WRITTEN EXERCISE = Drop the pictures from the entries below, then reproduce the rest exactly.

==============================

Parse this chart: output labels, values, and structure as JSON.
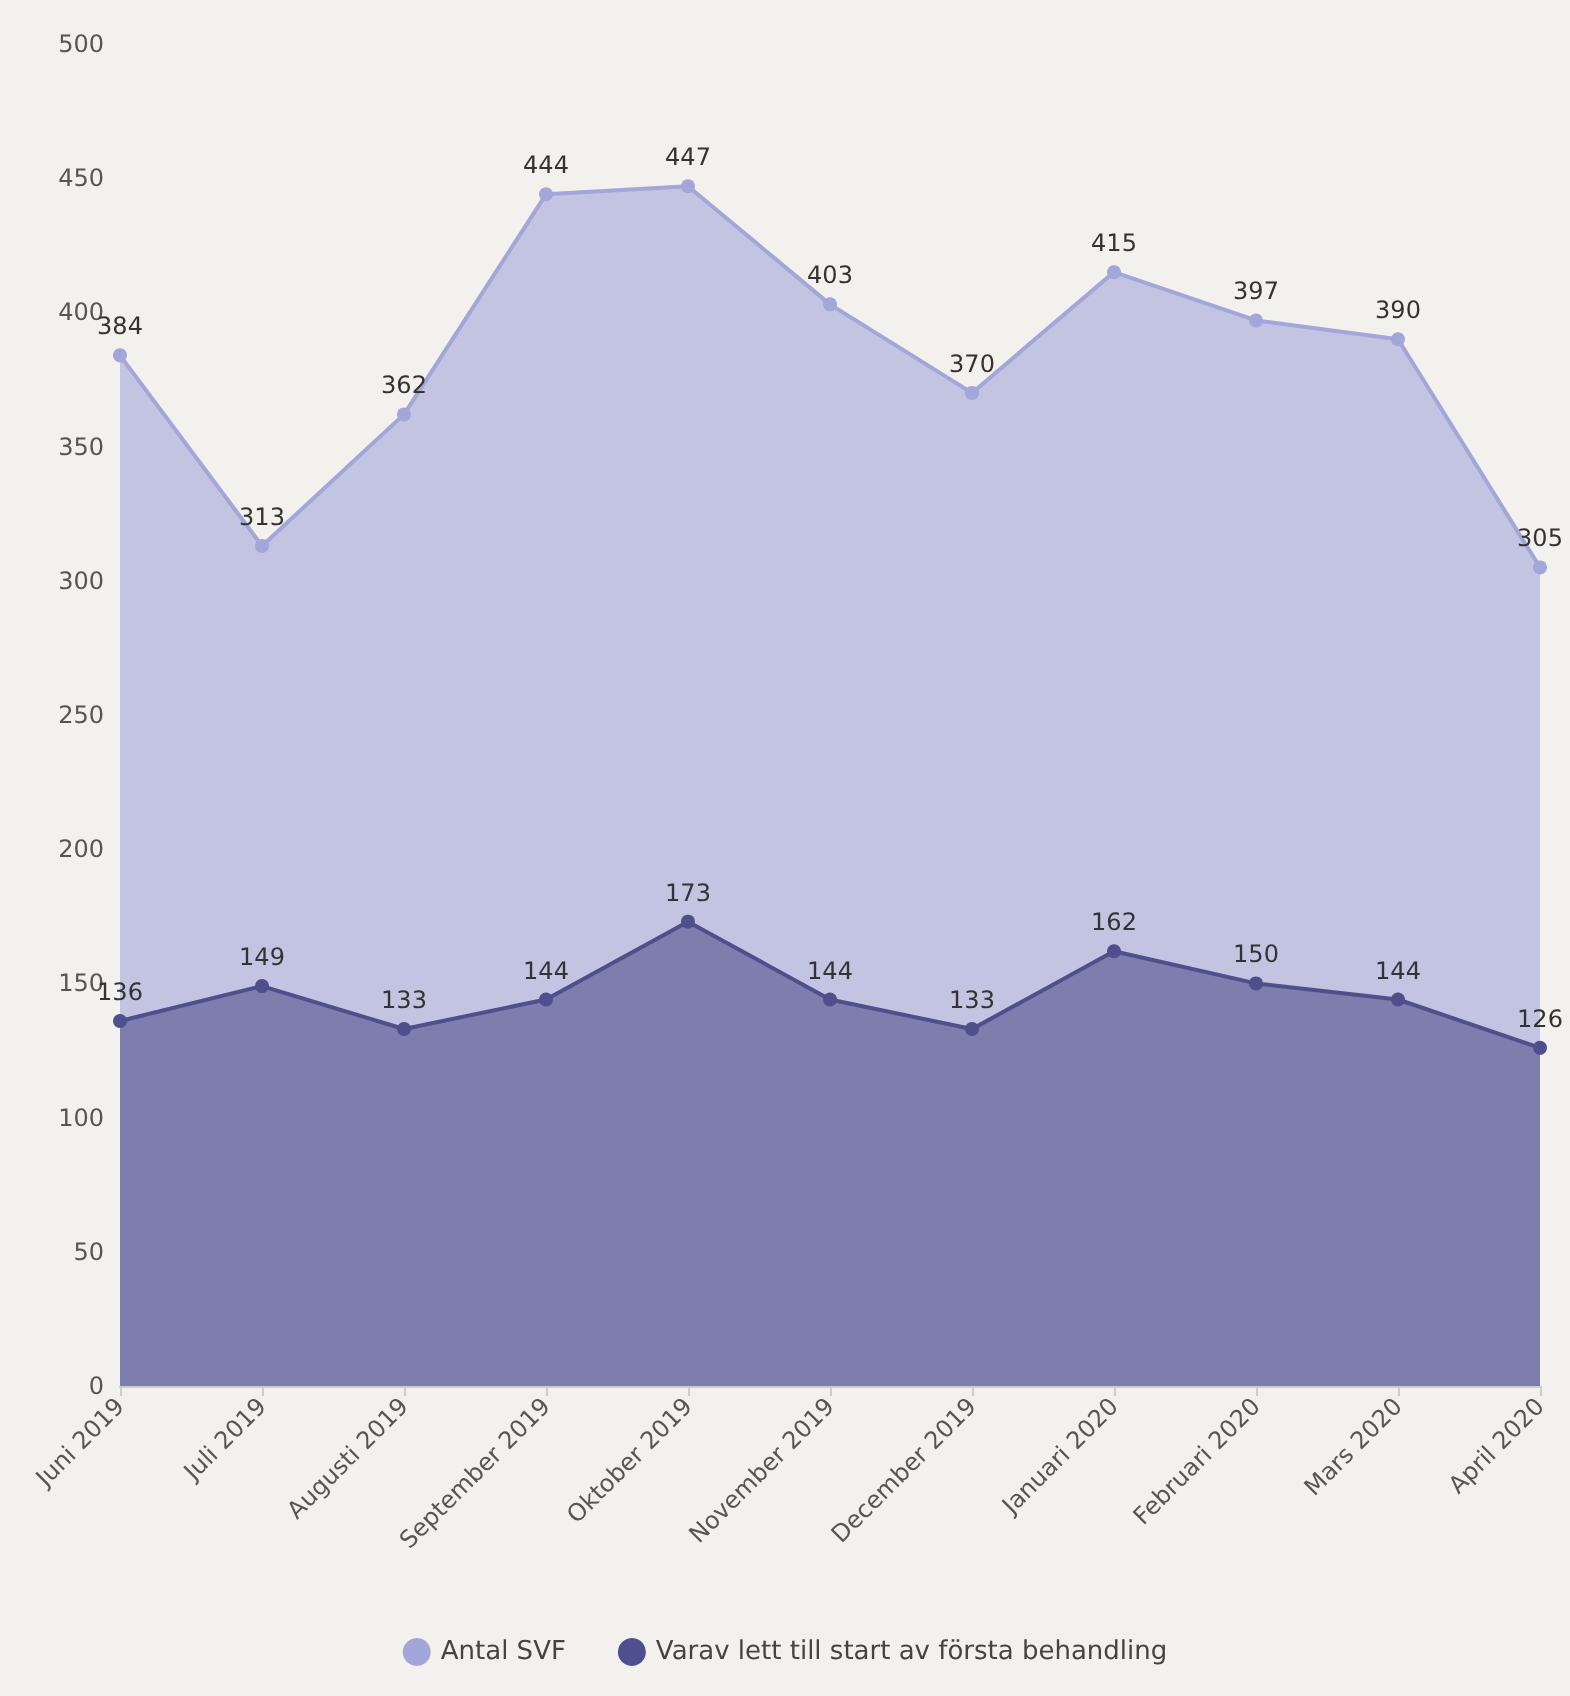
{
  "chart_data": {
    "type": "area",
    "categories": [
      "Juni 2019",
      "Juli 2019",
      "Augusti 2019",
      "September 2019",
      "Oktober 2019",
      "November 2019",
      "December 2019",
      "Januari 2020",
      "Februari 2020",
      "Mars 2020",
      "April 2020"
    ],
    "series": [
      {
        "name": "Antal SVF",
        "color": "#a2a6d8",
        "values": [
          384,
          313,
          362,
          444,
          447,
          403,
          370,
          415,
          397,
          390,
          305
        ]
      },
      {
        "name": "Varav lett till start av första behandling",
        "color": "#4e4f8c",
        "values": [
          136,
          149,
          133,
          144,
          173,
          144,
          133,
          162,
          150,
          144,
          126
        ]
      }
    ],
    "ylim": [
      0,
      500
    ],
    "yticks": [
      0,
      50,
      100,
      150,
      200,
      250,
      300,
      350,
      400,
      450,
      500
    ],
    "data_labels": true,
    "grid": false,
    "legend": "bottom",
    "marker": "circle"
  }
}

==============================

ANSWER TO THIS EXERCISE =
Parse this chart: output labels, values, and structure as JSON.
{
  "chart_data": {
    "type": "area",
    "categories": [
      "Juni 2019",
      "Juli 2019",
      "Augusti 2019",
      "September 2019",
      "Oktober 2019",
      "November 2019",
      "December 2019",
      "Januari 2020",
      "Februari 2020",
      "Mars 2020",
      "April 2020"
    ],
    "series": [
      {
        "name": "Antal SVF",
        "color": "#a2a6d8",
        "values": [
          384,
          313,
          362,
          444,
          447,
          403,
          370,
          415,
          397,
          390,
          305
        ]
      },
      {
        "name": "Varav lett till start av första behandling",
        "color": "#4e4f8c",
        "values": [
          136,
          149,
          133,
          144,
          173,
          144,
          133,
          162,
          150,
          144,
          126
        ]
      }
    ],
    "ylim": [
      0,
      500
    ],
    "yticks": [
      0,
      50,
      100,
      150,
      200,
      250,
      300,
      350,
      400,
      450,
      500
    ],
    "data_labels": true,
    "grid": false,
    "legend": "bottom",
    "marker": "circle"
  }
}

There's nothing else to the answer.